Review the lines that follow and copy each one that contains the word "daily".

--- --- ---

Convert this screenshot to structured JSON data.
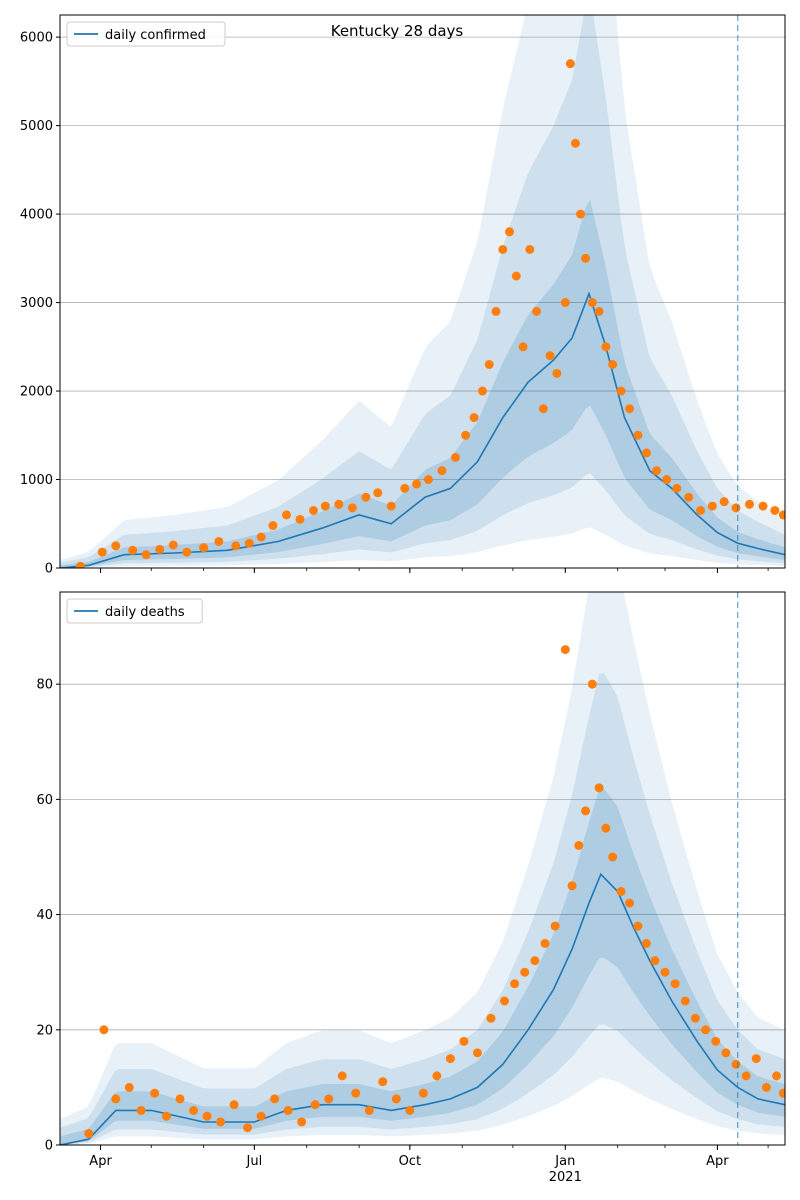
{
  "figure": {
    "title": "Kentucky 28 days"
  },
  "colors": {
    "model_line": "#1f77b4",
    "observed": "#ff7f0e",
    "band": "#1f77b4",
    "grid": "#b0b0b0",
    "forecast_line": "#1f77b4"
  },
  "x_axis": {
    "date_range": [
      "2020-03-08",
      "2021-05-11"
    ],
    "tick_labels": [
      {
        "date": "2020-04-01",
        "label": "Apr"
      },
      {
        "date": "2020-07-01",
        "label": "Jul"
      },
      {
        "date": "2020-10-01",
        "label": "Oct"
      },
      {
        "date": "2021-01-01",
        "label": "Jan"
      },
      {
        "date": "2021-04-01",
        "label": "Apr"
      }
    ],
    "year_label": {
      "date": "2021-01-01",
      "label": "2021"
    },
    "forecast_start": "2021-04-13"
  },
  "chart_data": [
    {
      "type": "line",
      "title": "Kentucky 28 days",
      "legend": "top-left",
      "grid": "horizontal",
      "ylim": [
        0,
        6250
      ],
      "yticks": [
        0,
        1000,
        2000,
        3000,
        4000,
        5000,
        6000
      ],
      "series": [
        {
          "name": "daily confirmed",
          "kind": "line",
          "x": [
            "2020-03-08",
            "2020-03-25",
            "2020-04-15",
            "2020-05-15",
            "2020-06-15",
            "2020-07-15",
            "2020-08-10",
            "2020-09-01",
            "2020-09-20",
            "2020-10-10",
            "2020-10-25",
            "2020-11-10",
            "2020-11-25",
            "2020-12-10",
            "2020-12-25",
            "2021-01-05",
            "2021-01-15",
            "2021-01-25",
            "2021-02-05",
            "2021-02-20",
            "2021-03-05",
            "2021-03-20",
            "2021-04-01",
            "2021-04-13",
            "2021-04-25",
            "2021-05-11"
          ],
          "y": [
            0,
            30,
            150,
            170,
            200,
            300,
            450,
            600,
            500,
            800,
            900,
            1200,
            1700,
            2100,
            2350,
            2600,
            3100,
            2500,
            1700,
            1100,
            900,
            600,
            400,
            280,
            220,
            150
          ]
        },
        {
          "name": "",
          "kind": "scatter",
          "x": [
            "2020-03-20",
            "2020-04-02",
            "2020-04-10",
            "2020-04-20",
            "2020-04-28",
            "2020-05-06",
            "2020-05-14",
            "2020-05-22",
            "2020-06-01",
            "2020-06-10",
            "2020-06-20",
            "2020-06-28",
            "2020-07-05",
            "2020-07-12",
            "2020-07-20",
            "2020-07-28",
            "2020-08-05",
            "2020-08-12",
            "2020-08-20",
            "2020-08-28",
            "2020-09-05",
            "2020-09-12",
            "2020-09-20",
            "2020-09-28",
            "2020-10-05",
            "2020-10-12",
            "2020-10-20",
            "2020-10-28",
            "2020-11-03",
            "2020-11-08",
            "2020-11-13",
            "2020-11-17",
            "2020-11-21",
            "2020-11-25",
            "2020-11-29",
            "2020-12-03",
            "2020-12-07",
            "2020-12-11",
            "2020-12-15",
            "2020-12-19",
            "2020-12-23",
            "2020-12-27",
            "2021-01-01",
            "2021-01-04",
            "2021-01-07",
            "2021-01-10",
            "2021-01-13",
            "2021-01-17",
            "2021-01-21",
            "2021-01-25",
            "2021-01-29",
            "2021-02-03",
            "2021-02-08",
            "2021-02-13",
            "2021-02-18",
            "2021-02-24",
            "2021-03-02",
            "2021-03-08",
            "2021-03-15",
            "2021-03-22",
            "2021-03-29",
            "2021-04-05",
            "2021-04-12",
            "2021-04-20",
            "2021-04-28",
            "2021-05-05",
            "2021-05-10"
          ],
          "y": [
            20,
            180,
            250,
            200,
            150,
            210,
            260,
            180,
            230,
            300,
            250,
            280,
            350,
            480,
            600,
            550,
            650,
            700,
            720,
            680,
            800,
            850,
            700,
            900,
            950,
            1000,
            1100,
            1250,
            1500,
            1700,
            2000,
            2300,
            2900,
            3600,
            3800,
            3300,
            2500,
            3600,
            2900,
            1800,
            2400,
            2200,
            3000,
            5700,
            4800,
            4000,
            3500,
            3000,
            2900,
            2500,
            2300,
            2000,
            1800,
            1500,
            1300,
            1100,
            1000,
            900,
            800,
            650,
            700,
            750,
            680,
            720,
            700,
            650,
            600
          ]
        }
      ]
    },
    {
      "type": "line",
      "legend": "top-left",
      "grid": "horizontal",
      "ylim": [
        0,
        96
      ],
      "yticks": [
        0,
        20,
        40,
        60,
        80
      ],
      "series": [
        {
          "name": "daily deaths",
          "kind": "line",
          "x": [
            "2020-03-08",
            "2020-03-25",
            "2020-04-10",
            "2020-05-01",
            "2020-06-01",
            "2020-07-01",
            "2020-07-20",
            "2020-08-10",
            "2020-09-01",
            "2020-09-20",
            "2020-10-10",
            "2020-10-25",
            "2020-11-10",
            "2020-11-25",
            "2020-12-10",
            "2020-12-25",
            "2021-01-05",
            "2021-01-15",
            "2021-01-22",
            "2021-02-01",
            "2021-02-10",
            "2021-02-20",
            "2021-03-05",
            "2021-03-20",
            "2021-04-01",
            "2021-04-13",
            "2021-04-25",
            "2021-05-11"
          ],
          "y": [
            0,
            1,
            6,
            6,
            4,
            4,
            6,
            7,
            7,
            6,
            7,
            8,
            10,
            14,
            20,
            27,
            34,
            42,
            47,
            44,
            38,
            32,
            25,
            18,
            13,
            10,
            8,
            7
          ]
        },
        {
          "name": "",
          "kind": "scatter",
          "x": [
            "2020-03-25",
            "2020-04-03",
            "2020-04-10",
            "2020-04-18",
            "2020-04-25",
            "2020-05-03",
            "2020-05-10",
            "2020-05-18",
            "2020-05-26",
            "2020-06-03",
            "2020-06-11",
            "2020-06-19",
            "2020-06-27",
            "2020-07-05",
            "2020-07-13",
            "2020-07-21",
            "2020-07-29",
            "2020-08-06",
            "2020-08-14",
            "2020-08-22",
            "2020-08-30",
            "2020-09-07",
            "2020-09-15",
            "2020-09-23",
            "2020-10-01",
            "2020-10-09",
            "2020-10-17",
            "2020-10-25",
            "2020-11-02",
            "2020-11-10",
            "2020-11-18",
            "2020-11-26",
            "2020-12-02",
            "2020-12-08",
            "2020-12-14",
            "2020-12-20",
            "2020-12-26",
            "2021-01-01",
            "2021-01-05",
            "2021-01-09",
            "2021-01-13",
            "2021-01-17",
            "2021-01-21",
            "2021-01-25",
            "2021-01-29",
            "2021-02-03",
            "2021-02-08",
            "2021-02-13",
            "2021-02-18",
            "2021-02-23",
            "2021-03-01",
            "2021-03-07",
            "2021-03-13",
            "2021-03-19",
            "2021-03-25",
            "2021-03-31",
            "2021-04-06",
            "2021-04-12",
            "2021-04-18",
            "2021-04-24",
            "2021-04-30",
            "2021-05-06",
            "2021-05-10"
          ],
          "y": [
            2,
            20,
            8,
            10,
            6,
            9,
            5,
            8,
            6,
            5,
            4,
            7,
            3,
            5,
            8,
            6,
            4,
            7,
            8,
            12,
            9,
            6,
            11,
            8,
            6,
            9,
            12,
            15,
            18,
            16,
            22,
            25,
            28,
            30,
            32,
            35,
            38,
            86,
            45,
            52,
            58,
            80,
            62,
            55,
            50,
            44,
            42,
            38,
            35,
            32,
            30,
            28,
            25,
            22,
            20,
            18,
            16,
            14,
            12,
            15,
            10,
            12,
            9
          ]
        }
      ]
    }
  ]
}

--- --- ---

* _Full output_:
          "name": "daily confirmed",
          "name": "daily deaths",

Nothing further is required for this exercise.